DATA PROVIDED.
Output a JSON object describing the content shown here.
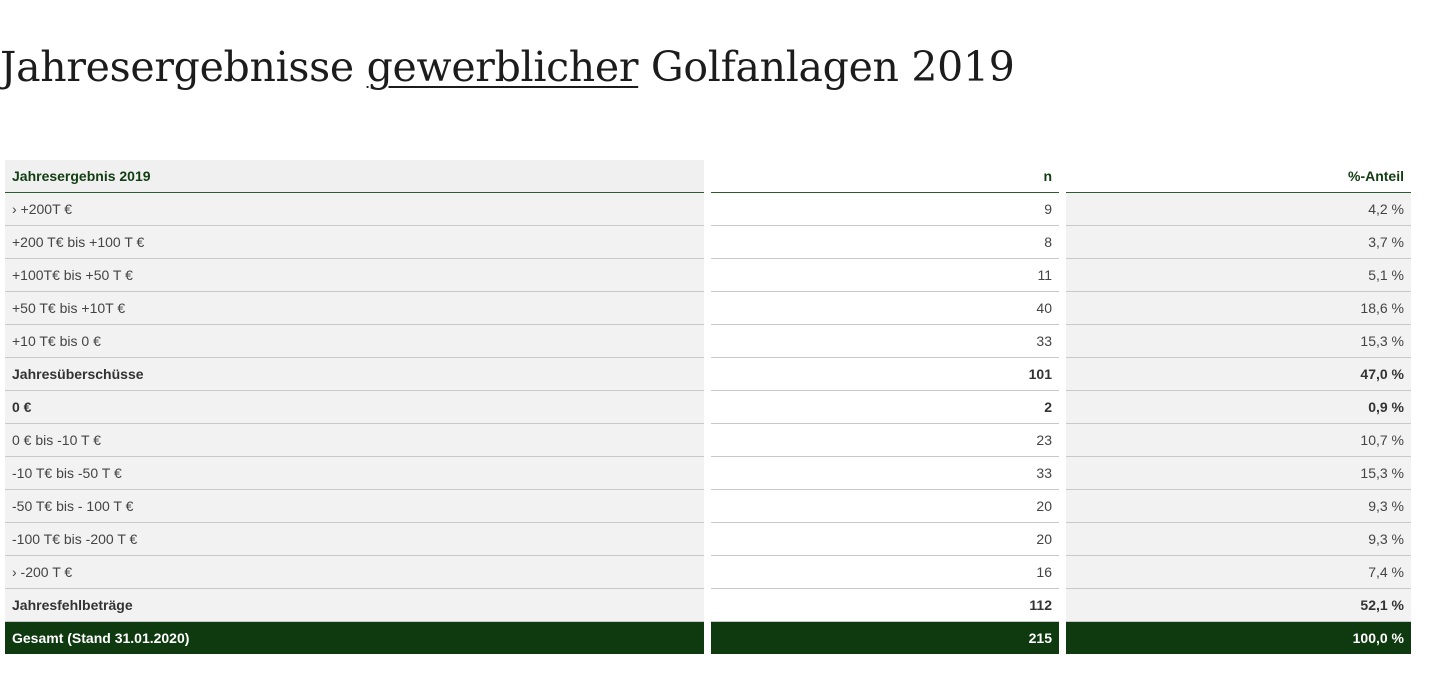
{
  "title": {
    "part1": "Jahresergebnisse ",
    "underlined": "gewerblicher",
    "part2": " Golfanlagen 2019"
  },
  "table": {
    "headers": {
      "label": "Jahresergebnis 2019",
      "n": "n",
      "pct": "%-Anteil"
    },
    "rows": [
      {
        "label": "› +200T €",
        "n": "9",
        "pct": "4,2 %",
        "style": "normal"
      },
      {
        "label": "+200 T€ bis +100 T €",
        "n": "8",
        "pct": "3,7 %",
        "style": "normal"
      },
      {
        "label": "+100T€ bis +50 T €",
        "n": "11",
        "pct": "5,1 %",
        "style": "normal"
      },
      {
        "label": "+50 T€ bis +10T €",
        "n": "40",
        "pct": "18,6 %",
        "style": "normal"
      },
      {
        "label": "+10 T€ bis 0 €",
        "n": "33",
        "pct": "15,3 %",
        "style": "normal"
      },
      {
        "label": "Jahresüberschüsse",
        "n": "101",
        "pct": "47,0 %",
        "style": "bold"
      },
      {
        "label": "0 €",
        "n": "2",
        "pct": "0,9 %",
        "style": "bold"
      },
      {
        "label": "0 € bis -10 T €",
        "n": "23",
        "pct": "10,7 %",
        "style": "normal"
      },
      {
        "label": "-10 T€ bis -50 T €",
        "n": "33",
        "pct": "15,3 %",
        "style": "normal"
      },
      {
        "label": "-50 T€ bis - 100 T €",
        "n": "20",
        "pct": "9,3 %",
        "style": "normal"
      },
      {
        "label": "-100 T€ bis -200 T €",
        "n": "20",
        "pct": "9,3 %",
        "style": "normal"
      },
      {
        "label": "› -200 T €",
        "n": "16",
        "pct": "7,4 %",
        "style": "normal"
      },
      {
        "label": "Jahresfehlbeträge",
        "n": "112",
        "pct": "52,1 %",
        "style": "bold"
      },
      {
        "label": "Gesamt (Stand 31.01.2020)",
        "n": "215",
        "pct": "100,0 %",
        "style": "total"
      }
    ]
  },
  "colors": {
    "header_text": "#123d12",
    "total_background": "#0f3a10",
    "total_text": "#ffffff",
    "row_background": "#f2f2f2"
  }
}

PROMPT.
Reproduce the material above in full and without alteration, but skip all pictures.

SOLUTION TO THE EXERCISE.
Output a JSON object describing the content shown here.
{
  "title": {
    "part1": "Jahresergebnisse ",
    "underlined": "gewerblicher",
    "part2": " Golfanlagen 2019"
  },
  "table": {
    "headers": {
      "label": "Jahresergebnis 2019",
      "n": "n",
      "pct": "%-Anteil"
    },
    "rows": [
      {
        "label": "› +200T €",
        "n": "9",
        "pct": "4,2 %",
        "style": "normal"
      },
      {
        "label": "+200 T€ bis +100 T €",
        "n": "8",
        "pct": "3,7 %",
        "style": "normal"
      },
      {
        "label": "+100T€ bis +50 T €",
        "n": "11",
        "pct": "5,1 %",
        "style": "normal"
      },
      {
        "label": "+50 T€ bis +10T €",
        "n": "40",
        "pct": "18,6 %",
        "style": "normal"
      },
      {
        "label": "+10 T€ bis 0 €",
        "n": "33",
        "pct": "15,3 %",
        "style": "normal"
      },
      {
        "label": "Jahresüberschüsse",
        "n": "101",
        "pct": "47,0 %",
        "style": "bold"
      },
      {
        "label": "0 €",
        "n": "2",
        "pct": "0,9 %",
        "style": "bold"
      },
      {
        "label": "0 € bis -10 T €",
        "n": "23",
        "pct": "10,7 %",
        "style": "normal"
      },
      {
        "label": "-10 T€ bis -50 T €",
        "n": "33",
        "pct": "15,3 %",
        "style": "normal"
      },
      {
        "label": "-50 T€ bis - 100 T €",
        "n": "20",
        "pct": "9,3 %",
        "style": "normal"
      },
      {
        "label": "-100 T€ bis -200 T €",
        "n": "20",
        "pct": "9,3 %",
        "style": "normal"
      },
      {
        "label": "› -200 T €",
        "n": "16",
        "pct": "7,4 %",
        "style": "normal"
      },
      {
        "label": "Jahresfehlbeträge",
        "n": "112",
        "pct": "52,1 %",
        "style": "bold"
      },
      {
        "label": "Gesamt (Stand 31.01.2020)",
        "n": "215",
        "pct": "100,0 %",
        "style": "total"
      }
    ]
  },
  "colors": {
    "header_text": "#123d12",
    "total_background": "#0f3a10",
    "total_text": "#ffffff",
    "row_background": "#f2f2f2"
  }
}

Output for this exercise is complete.